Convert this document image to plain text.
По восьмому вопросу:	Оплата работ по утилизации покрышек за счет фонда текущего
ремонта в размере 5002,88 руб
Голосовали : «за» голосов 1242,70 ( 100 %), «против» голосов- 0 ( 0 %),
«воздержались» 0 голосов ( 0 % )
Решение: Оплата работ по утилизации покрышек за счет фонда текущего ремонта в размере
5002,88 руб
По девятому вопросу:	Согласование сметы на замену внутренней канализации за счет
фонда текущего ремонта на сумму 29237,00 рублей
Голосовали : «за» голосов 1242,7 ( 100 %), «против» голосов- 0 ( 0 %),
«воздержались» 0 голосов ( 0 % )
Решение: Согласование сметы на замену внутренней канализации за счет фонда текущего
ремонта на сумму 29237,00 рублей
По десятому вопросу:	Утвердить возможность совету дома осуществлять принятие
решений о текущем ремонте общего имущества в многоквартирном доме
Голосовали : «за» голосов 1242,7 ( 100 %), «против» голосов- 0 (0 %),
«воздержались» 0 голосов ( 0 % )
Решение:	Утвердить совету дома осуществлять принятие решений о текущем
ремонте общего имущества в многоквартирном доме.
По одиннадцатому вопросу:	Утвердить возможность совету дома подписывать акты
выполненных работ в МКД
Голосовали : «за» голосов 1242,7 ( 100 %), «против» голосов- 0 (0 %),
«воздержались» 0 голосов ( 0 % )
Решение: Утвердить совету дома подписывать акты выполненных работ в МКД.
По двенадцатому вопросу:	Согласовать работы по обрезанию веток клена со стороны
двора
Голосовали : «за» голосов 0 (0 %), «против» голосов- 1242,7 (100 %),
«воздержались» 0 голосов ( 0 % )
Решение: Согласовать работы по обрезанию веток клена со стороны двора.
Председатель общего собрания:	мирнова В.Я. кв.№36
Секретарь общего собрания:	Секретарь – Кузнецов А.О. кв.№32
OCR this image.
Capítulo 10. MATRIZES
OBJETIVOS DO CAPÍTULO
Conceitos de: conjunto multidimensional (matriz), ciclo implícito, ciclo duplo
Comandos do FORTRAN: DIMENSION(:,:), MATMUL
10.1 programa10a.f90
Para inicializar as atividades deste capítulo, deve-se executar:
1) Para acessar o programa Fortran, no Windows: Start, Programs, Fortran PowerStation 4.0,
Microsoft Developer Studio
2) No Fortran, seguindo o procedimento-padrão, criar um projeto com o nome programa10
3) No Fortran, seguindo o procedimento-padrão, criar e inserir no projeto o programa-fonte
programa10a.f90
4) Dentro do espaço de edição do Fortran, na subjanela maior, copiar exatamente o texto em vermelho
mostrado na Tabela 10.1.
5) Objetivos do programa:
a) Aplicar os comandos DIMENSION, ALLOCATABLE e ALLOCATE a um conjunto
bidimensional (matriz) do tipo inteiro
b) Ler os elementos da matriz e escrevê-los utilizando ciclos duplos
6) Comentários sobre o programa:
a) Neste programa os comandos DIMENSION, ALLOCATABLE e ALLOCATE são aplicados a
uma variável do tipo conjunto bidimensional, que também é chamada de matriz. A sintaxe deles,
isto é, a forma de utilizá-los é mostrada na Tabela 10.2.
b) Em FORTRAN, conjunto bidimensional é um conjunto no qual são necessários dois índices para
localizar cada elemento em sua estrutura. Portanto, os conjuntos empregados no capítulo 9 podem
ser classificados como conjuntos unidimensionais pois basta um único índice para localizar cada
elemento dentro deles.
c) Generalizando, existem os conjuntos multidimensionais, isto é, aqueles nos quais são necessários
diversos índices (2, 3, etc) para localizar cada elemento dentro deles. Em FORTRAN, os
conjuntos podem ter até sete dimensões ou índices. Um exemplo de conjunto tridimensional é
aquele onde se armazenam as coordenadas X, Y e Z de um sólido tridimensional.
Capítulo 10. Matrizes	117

--*--

◆ Instructions for the task
The data above must be returned in full, exactly as written.

◆ Task result
Convert this document image to plain text.
По восьмому вопросу:	Оплата работ по утилизации покрышек за счет фонда текущего
ремонта в размере 5002,88 руб
Голосовали : «за» голосов 1242,70 ( 100 %), «против» голосов- 0 ( 0 %),
«воздержались» 0 голосов ( 0 % )
Решение: Оплата работ по утилизации покрышек за счет фонда текущего ремонта в размере
5002,88 руб
По девятому вопросу:	Согласование сметы на замену внутренней канализации за счет
фонда текущего ремонта на сумму 29237,00 рублей
Голосовали : «за» голосов 1242,7 ( 100 %), «против» голосов- 0 ( 0 %),
«воздержались» 0 голосов ( 0 % )
Решение: Согласование сметы на замену внутренней канализации за счет фонда текущего
ремонта на сумму 29237,00 рублей
По десятому вопросу:	Утвердить возможность совету дома осуществлять принятие
решений о текущем ремонте общего имущества в многоквартирном доме
Голосовали : «за» голосов 1242,7 ( 100 %), «против» голосов- 0 (0 %),
«воздержались» 0 голосов ( 0 % )
Решение:	Утвердить совету дома осуществлять принятие решений о текущем
ремонте общего имущества в многоквартирном доме.
По одиннадцатому вопросу:	Утвердить возможность совету дома подписывать акты
выполненных работ в МКД
Голосовали : «за» голосов 1242,7 ( 100 %), «против» голосов- 0 (0 %),
«воздержались» 0 голосов ( 0 % )
Решение: Утвердить совету дома подписывать акты выполненных работ в МКД.
По двенадцатому вопросу:	Согласовать работы по обрезанию веток клена со стороны
двора
Голосовали : «за» голосов 0 (0 %), «против» голосов- 1242,7 (100 %),
«воздержались» 0 голосов ( 0 % )
Решение: Согласовать работы по обрезанию веток клена со стороны двора.
Председатель общего собрания:	мирнова В.Я. кв.№36
Секретарь общего собрания:	Секретарь – Кузнецов А.О. кв.№32
OCR this image.
Capítulo 10. MATRIZES
OBJETIVOS DO CAPÍTULO
Conceitos de: conjunto multidimensional (matriz), ciclo implícito, ciclo duplo
Comandos do FORTRAN: DIMENSION(:,:), MATMUL
10.1 programa10a.f90
Para inicializar as atividades deste capítulo, deve-se executar:
1) Para acessar o programa Fortran, no Windows: Start, Programs, Fortran PowerStation 4.0,
Microsoft Developer Studio
2) No Fortran, seguindo o procedimento-padrão, criar um projeto com o nome programa10
3) No Fortran, seguindo o procedimento-padrão, criar e inserir no projeto o programa-fonte
programa10a.f90
4) Dentro do espaço de edição do Fortran, na subjanela maior, copiar exatamente o texto em vermelho
mostrado na Tabela 10.1.
5) Objetivos do programa:
a) Aplicar os comandos DIMENSION, ALLOCATABLE e ALLOCATE a um conjunto
bidimensional (matriz) do tipo inteiro
b) Ler os elementos da matriz e escrevê-los utilizando ciclos duplos
6) Comentários sobre o programa:
a) Neste programa os comandos DIMENSION, ALLOCATABLE e ALLOCATE são aplicados a
uma variável do tipo conjunto bidimensional, que também é chamada de matriz. A sintaxe deles,
isto é, a forma de utilizá-los é mostrada na Tabela 10.2.
b) Em FORTRAN, conjunto bidimensional é um conjunto no qual são necessários dois índices para
localizar cada elemento em sua estrutura. Portanto, os conjuntos empregados no capítulo 9 podem
ser classificados como conjuntos unidimensionais pois basta um único índice para localizar cada
elemento dentro deles.
c) Generalizando, existem os conjuntos multidimensionais, isto é, aqueles nos quais são necessários
diversos índices (2, 3, etc) para localizar cada elemento dentro deles. Em FORTRAN, os
conjuntos podem ter até sete dimensões ou índices. Um exemplo de conjunto tridimensional é
aquele onde se armazenam as coordenadas X, Y e Z de um sólido tridimensional.
Capítulo 10. Matrizes	117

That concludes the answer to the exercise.